### WRITTEN REQUEST
Extract every line of the material below and reproduce it faithfully.
##########
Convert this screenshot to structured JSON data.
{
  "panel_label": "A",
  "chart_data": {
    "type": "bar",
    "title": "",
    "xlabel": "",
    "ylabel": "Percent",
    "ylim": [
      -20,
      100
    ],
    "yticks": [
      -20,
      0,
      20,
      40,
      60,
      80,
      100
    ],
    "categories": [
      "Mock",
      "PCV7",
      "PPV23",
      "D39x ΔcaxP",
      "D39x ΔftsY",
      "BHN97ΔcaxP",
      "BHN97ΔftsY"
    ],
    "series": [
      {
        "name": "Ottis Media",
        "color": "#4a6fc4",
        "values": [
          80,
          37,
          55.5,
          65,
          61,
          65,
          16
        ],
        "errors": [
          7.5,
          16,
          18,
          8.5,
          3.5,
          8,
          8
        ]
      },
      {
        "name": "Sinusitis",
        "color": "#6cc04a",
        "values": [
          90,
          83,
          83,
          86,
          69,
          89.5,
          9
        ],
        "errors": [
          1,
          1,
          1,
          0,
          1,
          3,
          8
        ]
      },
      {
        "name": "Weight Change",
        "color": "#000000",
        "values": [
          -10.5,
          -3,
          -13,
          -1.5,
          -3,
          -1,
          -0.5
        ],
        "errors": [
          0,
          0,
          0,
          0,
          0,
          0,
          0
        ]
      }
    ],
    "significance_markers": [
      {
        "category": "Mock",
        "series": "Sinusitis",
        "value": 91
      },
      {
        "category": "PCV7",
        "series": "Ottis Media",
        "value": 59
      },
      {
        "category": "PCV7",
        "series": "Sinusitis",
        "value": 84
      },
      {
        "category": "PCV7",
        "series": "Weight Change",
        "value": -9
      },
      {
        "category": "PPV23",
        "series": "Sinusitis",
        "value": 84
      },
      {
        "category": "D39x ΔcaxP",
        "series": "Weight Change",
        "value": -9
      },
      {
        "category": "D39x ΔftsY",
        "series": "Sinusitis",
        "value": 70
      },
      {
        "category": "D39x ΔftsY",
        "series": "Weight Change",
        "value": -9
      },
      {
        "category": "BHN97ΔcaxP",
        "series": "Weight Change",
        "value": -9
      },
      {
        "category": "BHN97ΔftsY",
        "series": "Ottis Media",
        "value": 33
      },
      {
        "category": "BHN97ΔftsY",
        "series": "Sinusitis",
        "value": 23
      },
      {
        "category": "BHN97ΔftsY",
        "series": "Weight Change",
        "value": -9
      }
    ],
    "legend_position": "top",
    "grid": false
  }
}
##########
### SOLUTION BELOW
Convert this screenshot to structured JSON data.
{
  "panel_label": "A",
  "chart_data": {
    "type": "bar",
    "title": "",
    "xlabel": "",
    "ylabel": "Percent",
    "ylim": [
      -20,
      100
    ],
    "yticks": [
      -20,
      0,
      20,
      40,
      60,
      80,
      100
    ],
    "categories": [
      "Mock",
      "PCV7",
      "PPV23",
      "D39x ΔcaxP",
      "D39x ΔftsY",
      "BHN97ΔcaxP",
      "BHN97ΔftsY"
    ],
    "series": [
      {
        "name": "Ottis Media",
        "color": "#4a6fc4",
        "values": [
          80,
          37,
          55.5,
          65,
          61,
          65,
          16
        ],
        "errors": [
          7.5,
          16,
          18,
          8.5,
          3.5,
          8,
          8
        ]
      },
      {
        "name": "Sinusitis",
        "color": "#6cc04a",
        "values": [
          90,
          83,
          83,
          86,
          69,
          89.5,
          9
        ],
        "errors": [
          1,
          1,
          1,
          0,
          1,
          3,
          8
        ]
      },
      {
        "name": "Weight Change",
        "color": "#000000",
        "values": [
          -10.5,
          -3,
          -13,
          -1.5,
          -3,
          -1,
          -0.5
        ],
        "errors": [
          0,
          0,
          0,
          0,
          0,
          0,
          0
        ]
      }
    ],
    "significance_markers": [
      {
        "category": "Mock",
        "series": "Sinusitis",
        "value": 91
      },
      {
        "category": "PCV7",
        "series": "Ottis Media",
        "value": 59
      },
      {
        "category": "PCV7",
        "series": "Sinusitis",
        "value": 84
      },
      {
        "category": "PCV7",
        "series": "Weight Change",
        "value": -9
      },
      {
        "category": "PPV23",
        "series": "Sinusitis",
        "value": 84
      },
      {
        "category": "D39x ΔcaxP",
        "series": "Weight Change",
        "value": -9
      },
      {
        "category": "D39x ΔftsY",
        "series": "Sinusitis",
        "value": 70
      },
      {
        "category": "D39x ΔftsY",
        "series": "Weight Change",
        "value": -9
      },
      {
        "category": "BHN97ΔcaxP",
        "series": "Weight Change",
        "value": -9
      },
      {
        "category": "BHN97ΔftsY",
        "series": "Ottis Media",
        "value": 33
      },
      {
        "category": "BHN97ΔftsY",
        "series": "Sinusitis",
        "value": 23
      },
      {
        "category": "BHN97ΔftsY",
        "series": "Weight Change",
        "value": -9
      }
    ],
    "legend_position": "top",
    "grid": false
  }
}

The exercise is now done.